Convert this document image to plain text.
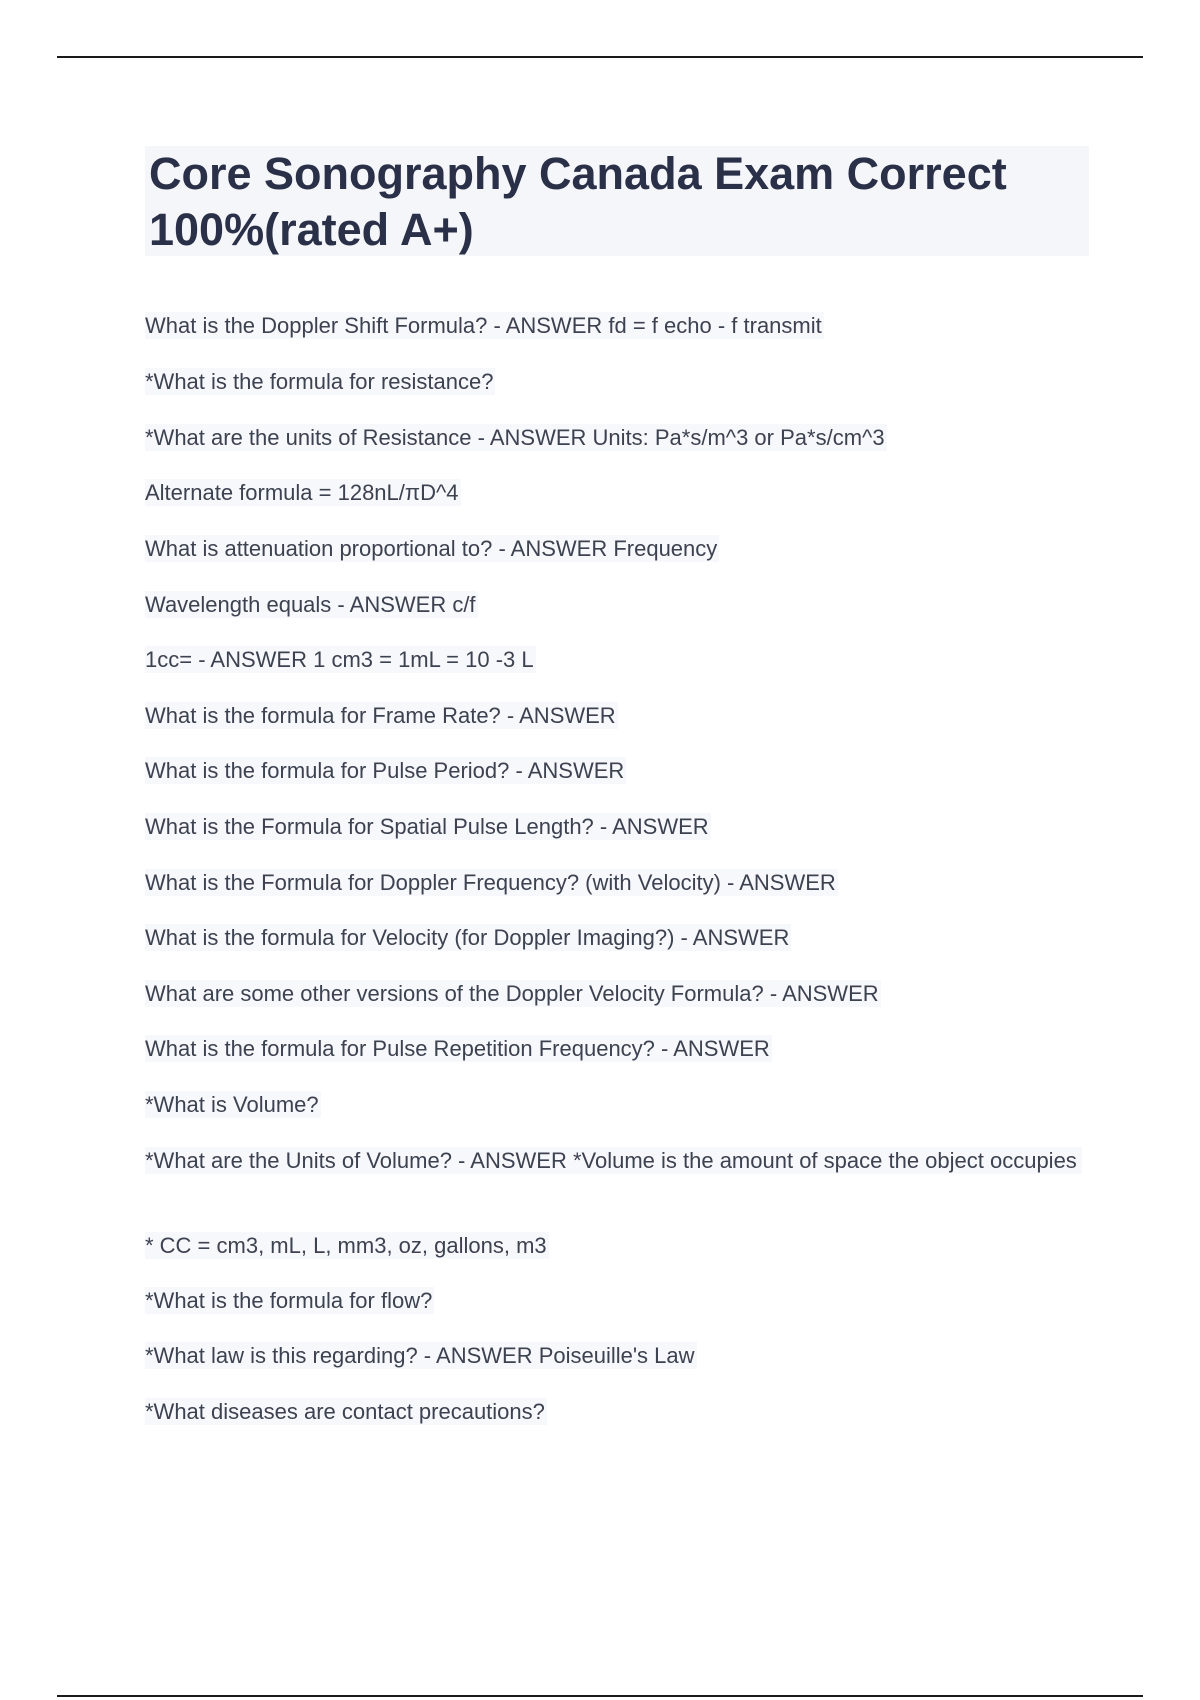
Core Sonography Canada Exam Correct 100%(rated A+)

What is the Doppler Shift Formula? - ANSWER fd = f echo - f transmit

*What is the formula for resistance?

*What are the units of Resistance - ANSWER Units: Pa*s/m^3 or Pa*s/cm^3

Alternate formula = 128nL/πD^4

What is attenuation proportional to? - ANSWER Frequency

Wavelength equals - ANSWER c/f

1cc= - ANSWER 1 cm3 = 1mL = 10 -3 L

What is the formula for Frame Rate? - ANSWER

What is the formula for Pulse Period? - ANSWER

What is the Formula for Spatial Pulse Length? - ANSWER

What is the Formula for Doppler Frequency? (with Velocity) - ANSWER

What is the formula for Velocity (for Doppler Imaging?) - ANSWER

What are some other versions of the Doppler Velocity Formula? - ANSWER

What is the formula for Pulse Repetition Frequency? - ANSWER

*What is Volume?

*What are the Units of Volume? - ANSWER *Volume is the amount of space the object occupies

* CC = cm3, mL, L, mm3, oz, gallons, m3

*What is the formula for flow?

*What law is this regarding? - ANSWER Poiseuille's Law

*What diseases are contact precautions?
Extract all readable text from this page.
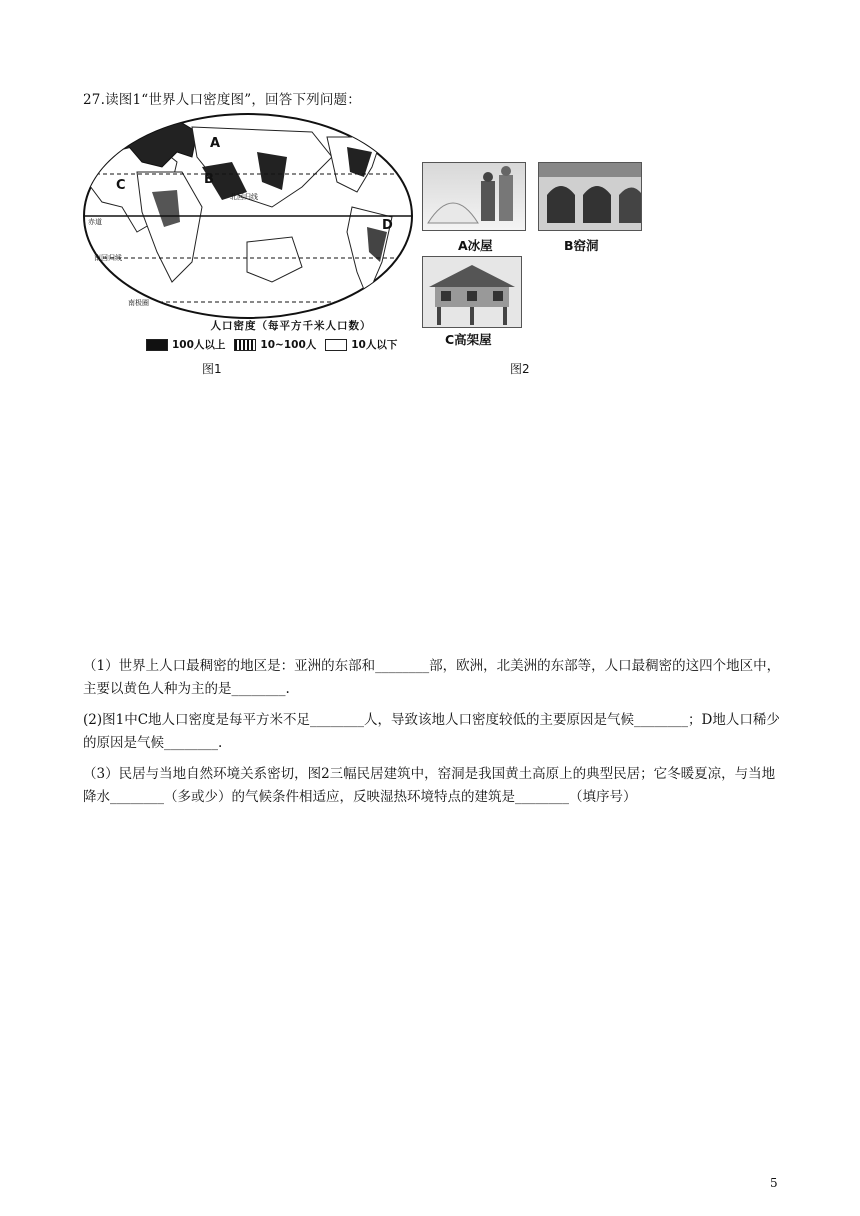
27.读图1“世界人口密度图”，回答下列问题：
A
B
C
D
北回归线
赤道
南回归线
南极圈
人口密度（每平方千米人口数）
100人以上	10~100人	10人以下
图1
A冰屋	B窑洞
C高架屋
图2
（1）世界上人口最稠密的地区是：亚洲的东部和________部，欧洲，北美洲的东部等，人口最稠密的这四个地区中，主要以黄色人种为主的是________.
(2)图1中C地人口密度是每平方米不足________人，导致该地人口密度较低的主要原因是气候________；D地人口稀少的原因是气候________.
（3）民居与当地自然环境关系密切，图2三幅民居建筑中，窑洞是我国黄土高原上的典型民居；它冬暖夏凉，与当地降水________（多或少）的气候条件相适应，反映湿热环境特点的建筑是________（填序号）
5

What is required: Tally the lines in the listing that hold "text" and report the number alone.

Solution below: 2